Directions for this task >> Pull out every line in the data that has the string "осуществляющих" in it.

[Data entries]
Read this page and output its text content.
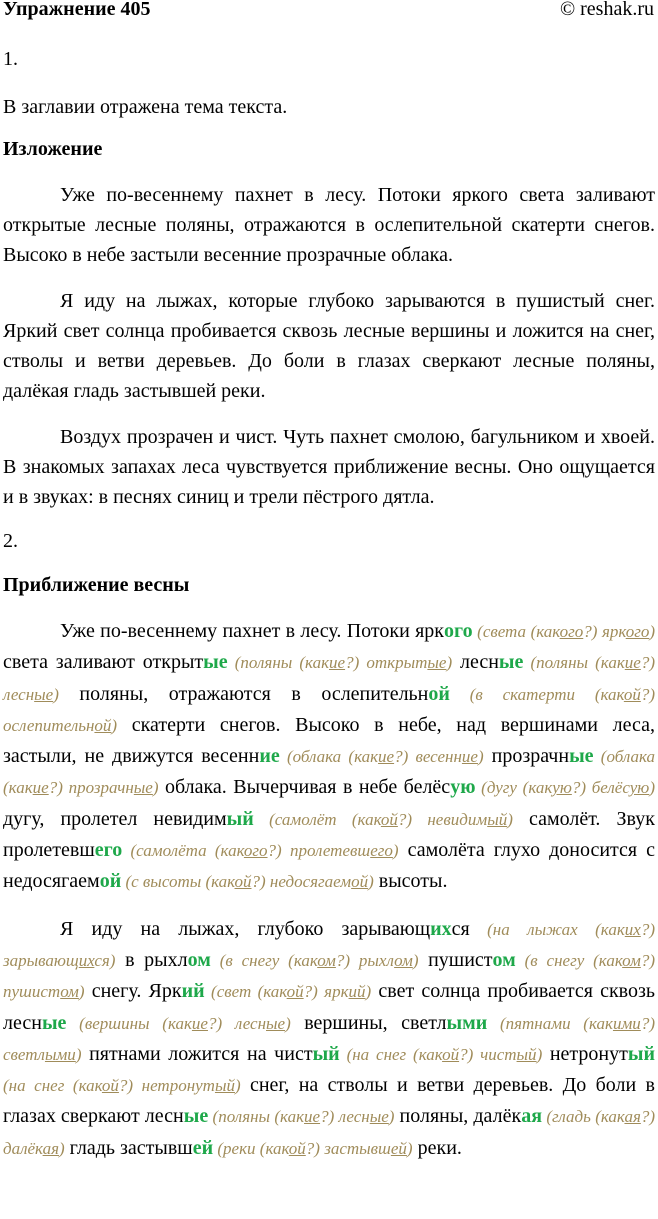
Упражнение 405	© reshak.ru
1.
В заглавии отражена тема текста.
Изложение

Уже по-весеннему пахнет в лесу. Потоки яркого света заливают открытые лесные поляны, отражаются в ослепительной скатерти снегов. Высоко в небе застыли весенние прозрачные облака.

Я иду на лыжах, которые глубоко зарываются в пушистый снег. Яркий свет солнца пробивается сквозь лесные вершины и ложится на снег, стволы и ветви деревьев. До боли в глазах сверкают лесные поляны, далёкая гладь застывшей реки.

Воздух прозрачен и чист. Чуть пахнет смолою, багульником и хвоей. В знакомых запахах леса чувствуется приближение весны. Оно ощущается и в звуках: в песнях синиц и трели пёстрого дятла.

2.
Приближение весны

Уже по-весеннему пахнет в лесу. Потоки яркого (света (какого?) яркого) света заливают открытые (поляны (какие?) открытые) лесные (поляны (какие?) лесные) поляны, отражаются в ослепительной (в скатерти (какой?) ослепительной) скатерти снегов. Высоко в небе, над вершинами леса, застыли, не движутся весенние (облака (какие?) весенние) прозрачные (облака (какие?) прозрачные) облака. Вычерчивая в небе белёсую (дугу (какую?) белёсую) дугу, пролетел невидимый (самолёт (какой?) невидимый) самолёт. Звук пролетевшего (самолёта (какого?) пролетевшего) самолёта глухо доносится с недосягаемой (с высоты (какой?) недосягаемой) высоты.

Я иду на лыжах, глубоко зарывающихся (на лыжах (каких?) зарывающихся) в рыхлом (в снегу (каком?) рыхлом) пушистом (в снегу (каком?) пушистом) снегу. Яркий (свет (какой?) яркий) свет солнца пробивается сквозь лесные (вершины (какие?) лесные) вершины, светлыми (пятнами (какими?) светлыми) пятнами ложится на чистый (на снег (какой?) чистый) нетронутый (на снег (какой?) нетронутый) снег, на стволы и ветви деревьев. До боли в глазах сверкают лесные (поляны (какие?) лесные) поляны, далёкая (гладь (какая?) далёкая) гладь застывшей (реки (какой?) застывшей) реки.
---
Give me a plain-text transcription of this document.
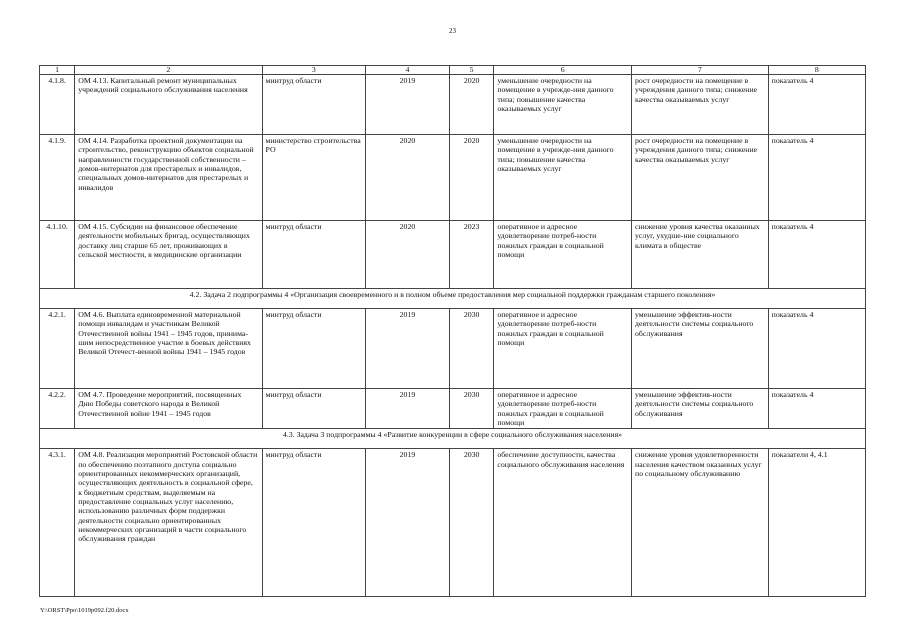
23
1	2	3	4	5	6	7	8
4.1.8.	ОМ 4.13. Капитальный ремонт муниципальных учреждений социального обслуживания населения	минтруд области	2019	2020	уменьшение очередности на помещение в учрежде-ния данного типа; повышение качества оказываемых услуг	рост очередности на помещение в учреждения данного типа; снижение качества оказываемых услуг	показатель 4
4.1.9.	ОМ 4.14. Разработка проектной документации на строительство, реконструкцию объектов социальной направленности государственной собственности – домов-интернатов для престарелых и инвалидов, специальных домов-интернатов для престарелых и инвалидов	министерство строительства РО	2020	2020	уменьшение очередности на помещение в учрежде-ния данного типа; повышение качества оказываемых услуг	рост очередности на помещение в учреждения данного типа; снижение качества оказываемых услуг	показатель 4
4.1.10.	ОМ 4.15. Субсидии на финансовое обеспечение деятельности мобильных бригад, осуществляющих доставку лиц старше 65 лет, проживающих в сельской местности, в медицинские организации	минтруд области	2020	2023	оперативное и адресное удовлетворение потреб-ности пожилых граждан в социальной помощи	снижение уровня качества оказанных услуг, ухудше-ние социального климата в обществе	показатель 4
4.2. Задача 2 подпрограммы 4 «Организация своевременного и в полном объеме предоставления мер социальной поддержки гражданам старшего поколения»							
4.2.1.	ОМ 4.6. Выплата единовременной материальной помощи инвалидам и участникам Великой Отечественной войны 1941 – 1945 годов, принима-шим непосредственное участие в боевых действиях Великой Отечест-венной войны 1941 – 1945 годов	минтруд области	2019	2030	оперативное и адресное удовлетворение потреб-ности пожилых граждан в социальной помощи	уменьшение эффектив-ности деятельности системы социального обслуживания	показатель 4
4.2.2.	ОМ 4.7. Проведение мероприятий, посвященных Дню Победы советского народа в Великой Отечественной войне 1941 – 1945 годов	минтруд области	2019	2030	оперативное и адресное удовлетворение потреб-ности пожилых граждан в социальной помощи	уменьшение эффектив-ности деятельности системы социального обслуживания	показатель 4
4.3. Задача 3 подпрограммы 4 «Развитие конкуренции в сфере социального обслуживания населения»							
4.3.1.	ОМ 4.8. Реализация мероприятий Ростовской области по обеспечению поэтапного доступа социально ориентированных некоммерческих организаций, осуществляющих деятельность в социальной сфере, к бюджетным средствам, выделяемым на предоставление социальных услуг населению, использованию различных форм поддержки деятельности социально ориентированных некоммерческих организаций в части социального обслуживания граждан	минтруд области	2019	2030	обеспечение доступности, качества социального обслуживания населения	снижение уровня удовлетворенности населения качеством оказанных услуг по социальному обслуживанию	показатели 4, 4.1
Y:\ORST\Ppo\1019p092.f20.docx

Full solution >>
4.1.10.	ОМ 4.15. Субсидии на финансовое обеспечение деятельности мобильных бригад, осуществляющих доставку лиц старше 65 лет, проживающих в сельской местности, в медицинские организации	минтруд области	2020	2023	оперативное и адресное удовлетворение потреб-ности пожилых граждан в социальной помощи	снижение уровня качества оказанных услуг, ухудше-ние социального климата в обществе	показатель 4
4.3.1.	ОМ 4.8. Реализация мероприятий Ростовской области по обеспечению поэтапного доступа социально ориентированных некоммерческих организаций, осуществляющих деятельность в социальной сфере, к бюджетным средствам, выделяемым на предоставление социальных услуг населению, использованию различных форм поддержки деятельности социально ориентированных некоммерческих организаций в части социального обслуживания граждан	минтруд области	2019	2030	обеспечение доступности, качества социального обслуживания населения	снижение уровня удовлетворенности населения качеством оказанных услуг по социальному обслуживанию	показатели 4, 4.1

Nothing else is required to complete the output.